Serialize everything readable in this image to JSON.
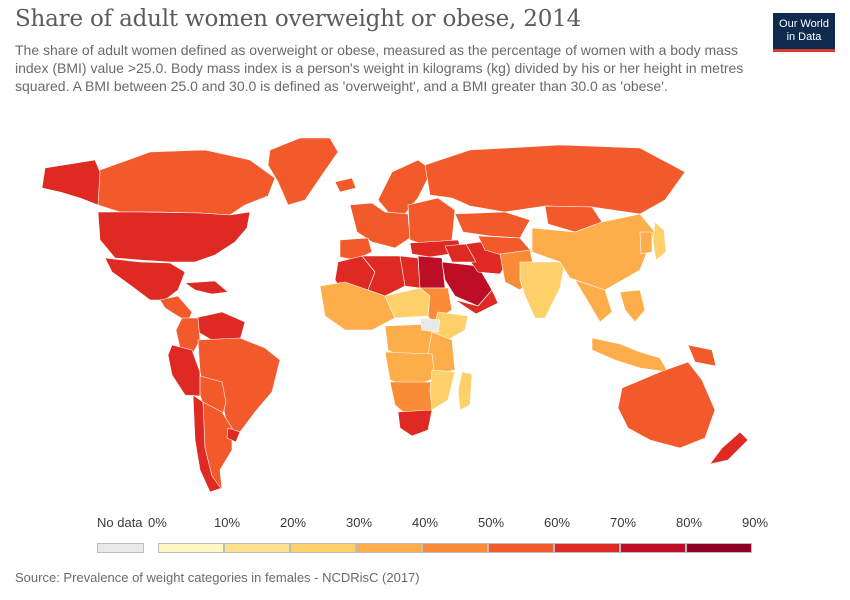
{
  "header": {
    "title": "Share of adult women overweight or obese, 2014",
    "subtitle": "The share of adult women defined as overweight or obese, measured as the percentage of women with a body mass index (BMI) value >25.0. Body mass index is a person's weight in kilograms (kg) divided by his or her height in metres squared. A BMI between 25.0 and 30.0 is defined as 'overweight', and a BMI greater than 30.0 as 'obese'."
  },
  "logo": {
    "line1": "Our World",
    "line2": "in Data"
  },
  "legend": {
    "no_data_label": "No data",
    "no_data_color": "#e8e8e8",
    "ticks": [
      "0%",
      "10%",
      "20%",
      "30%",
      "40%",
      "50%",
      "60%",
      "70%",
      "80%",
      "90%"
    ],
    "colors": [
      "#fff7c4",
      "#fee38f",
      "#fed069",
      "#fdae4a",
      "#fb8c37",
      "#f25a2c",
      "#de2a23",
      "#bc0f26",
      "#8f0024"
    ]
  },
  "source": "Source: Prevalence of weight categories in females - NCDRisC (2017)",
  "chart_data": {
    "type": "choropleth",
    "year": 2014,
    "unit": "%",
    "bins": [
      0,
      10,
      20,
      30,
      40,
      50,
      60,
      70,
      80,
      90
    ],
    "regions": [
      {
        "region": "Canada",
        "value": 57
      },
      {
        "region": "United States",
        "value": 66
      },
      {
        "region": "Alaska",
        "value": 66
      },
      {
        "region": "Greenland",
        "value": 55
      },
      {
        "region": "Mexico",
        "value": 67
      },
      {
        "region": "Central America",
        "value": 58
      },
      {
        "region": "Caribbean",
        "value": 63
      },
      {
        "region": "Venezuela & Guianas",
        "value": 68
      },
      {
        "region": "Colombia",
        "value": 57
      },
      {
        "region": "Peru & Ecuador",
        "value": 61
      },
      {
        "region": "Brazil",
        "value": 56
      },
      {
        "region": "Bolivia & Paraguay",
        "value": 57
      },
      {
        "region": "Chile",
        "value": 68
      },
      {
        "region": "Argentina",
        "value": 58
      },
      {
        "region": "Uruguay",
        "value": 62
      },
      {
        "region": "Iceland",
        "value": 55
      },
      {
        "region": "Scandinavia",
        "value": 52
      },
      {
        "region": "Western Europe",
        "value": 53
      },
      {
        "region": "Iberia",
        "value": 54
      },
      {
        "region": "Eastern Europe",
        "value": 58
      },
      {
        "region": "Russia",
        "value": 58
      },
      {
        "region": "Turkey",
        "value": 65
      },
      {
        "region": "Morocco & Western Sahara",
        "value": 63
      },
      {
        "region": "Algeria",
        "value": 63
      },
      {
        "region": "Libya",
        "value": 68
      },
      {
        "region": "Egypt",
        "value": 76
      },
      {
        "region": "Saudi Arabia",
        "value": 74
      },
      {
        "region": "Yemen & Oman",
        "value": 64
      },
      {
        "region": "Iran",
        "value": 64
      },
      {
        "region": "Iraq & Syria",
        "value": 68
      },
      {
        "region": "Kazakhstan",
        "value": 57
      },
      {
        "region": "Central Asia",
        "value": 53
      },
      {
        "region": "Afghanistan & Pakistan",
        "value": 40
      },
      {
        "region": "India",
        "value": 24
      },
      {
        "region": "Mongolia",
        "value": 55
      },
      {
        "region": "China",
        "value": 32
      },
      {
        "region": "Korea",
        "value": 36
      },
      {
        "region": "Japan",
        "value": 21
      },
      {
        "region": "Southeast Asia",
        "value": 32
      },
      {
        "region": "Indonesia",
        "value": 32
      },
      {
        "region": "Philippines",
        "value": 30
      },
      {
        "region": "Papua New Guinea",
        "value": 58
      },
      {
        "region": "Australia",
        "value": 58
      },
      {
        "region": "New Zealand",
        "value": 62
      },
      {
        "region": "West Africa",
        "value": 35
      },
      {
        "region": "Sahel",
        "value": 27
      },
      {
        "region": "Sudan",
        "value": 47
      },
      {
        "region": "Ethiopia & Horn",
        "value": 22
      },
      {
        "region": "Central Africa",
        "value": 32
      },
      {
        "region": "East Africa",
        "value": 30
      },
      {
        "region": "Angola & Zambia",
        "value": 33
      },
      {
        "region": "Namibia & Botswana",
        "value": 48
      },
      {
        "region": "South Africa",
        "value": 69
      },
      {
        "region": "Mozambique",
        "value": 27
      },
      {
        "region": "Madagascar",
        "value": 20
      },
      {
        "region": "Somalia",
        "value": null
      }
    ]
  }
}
* * *
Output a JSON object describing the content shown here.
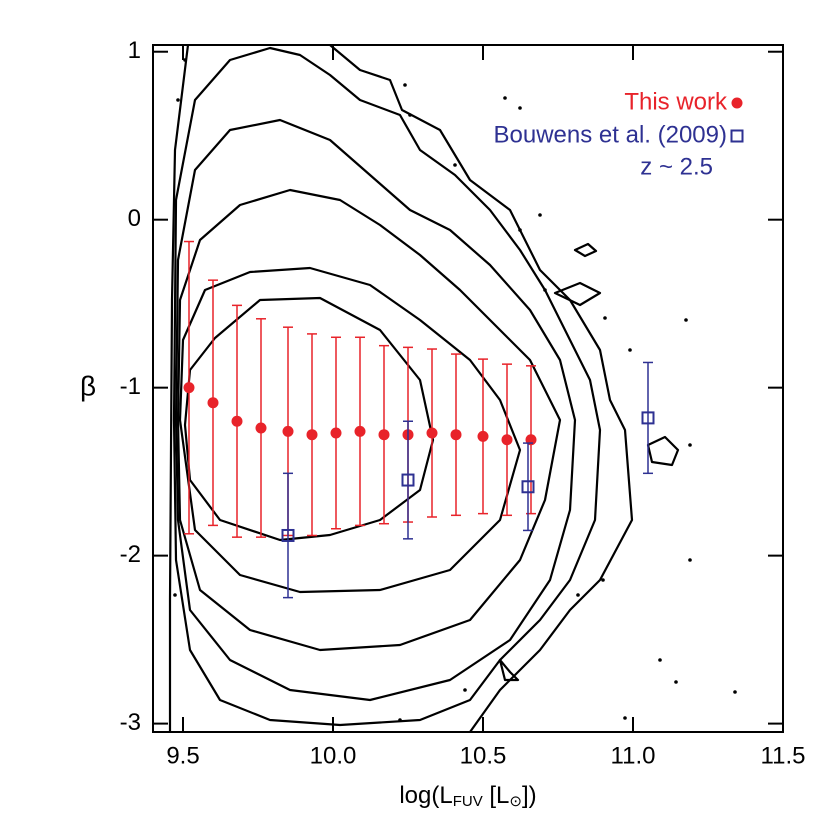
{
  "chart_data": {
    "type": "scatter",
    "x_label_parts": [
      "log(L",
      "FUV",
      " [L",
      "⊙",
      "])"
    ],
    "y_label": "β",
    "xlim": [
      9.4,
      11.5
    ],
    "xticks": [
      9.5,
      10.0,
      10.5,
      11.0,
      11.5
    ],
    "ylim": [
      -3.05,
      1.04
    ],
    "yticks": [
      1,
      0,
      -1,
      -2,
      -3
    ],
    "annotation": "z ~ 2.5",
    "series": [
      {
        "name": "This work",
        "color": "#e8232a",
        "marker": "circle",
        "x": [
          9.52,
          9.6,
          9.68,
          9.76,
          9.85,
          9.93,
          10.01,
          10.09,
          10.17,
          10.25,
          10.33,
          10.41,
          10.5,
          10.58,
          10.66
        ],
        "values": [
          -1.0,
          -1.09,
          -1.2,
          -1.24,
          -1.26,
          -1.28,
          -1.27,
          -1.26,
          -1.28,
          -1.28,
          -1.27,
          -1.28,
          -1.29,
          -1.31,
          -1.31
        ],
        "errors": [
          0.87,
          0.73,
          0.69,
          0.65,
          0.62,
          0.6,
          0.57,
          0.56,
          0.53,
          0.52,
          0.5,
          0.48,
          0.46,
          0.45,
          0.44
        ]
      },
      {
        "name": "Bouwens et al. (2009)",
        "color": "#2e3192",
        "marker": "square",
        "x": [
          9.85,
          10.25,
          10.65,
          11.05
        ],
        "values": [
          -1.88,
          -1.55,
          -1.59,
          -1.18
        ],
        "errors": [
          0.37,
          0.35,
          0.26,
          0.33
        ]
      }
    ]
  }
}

Exercise goal: Copy out every line of the data that includes the word "Africa".

Task response:
        "region": "West Africa",
        "region": "Central Africa",
        "region": "East Africa",
        "region": "South Africa",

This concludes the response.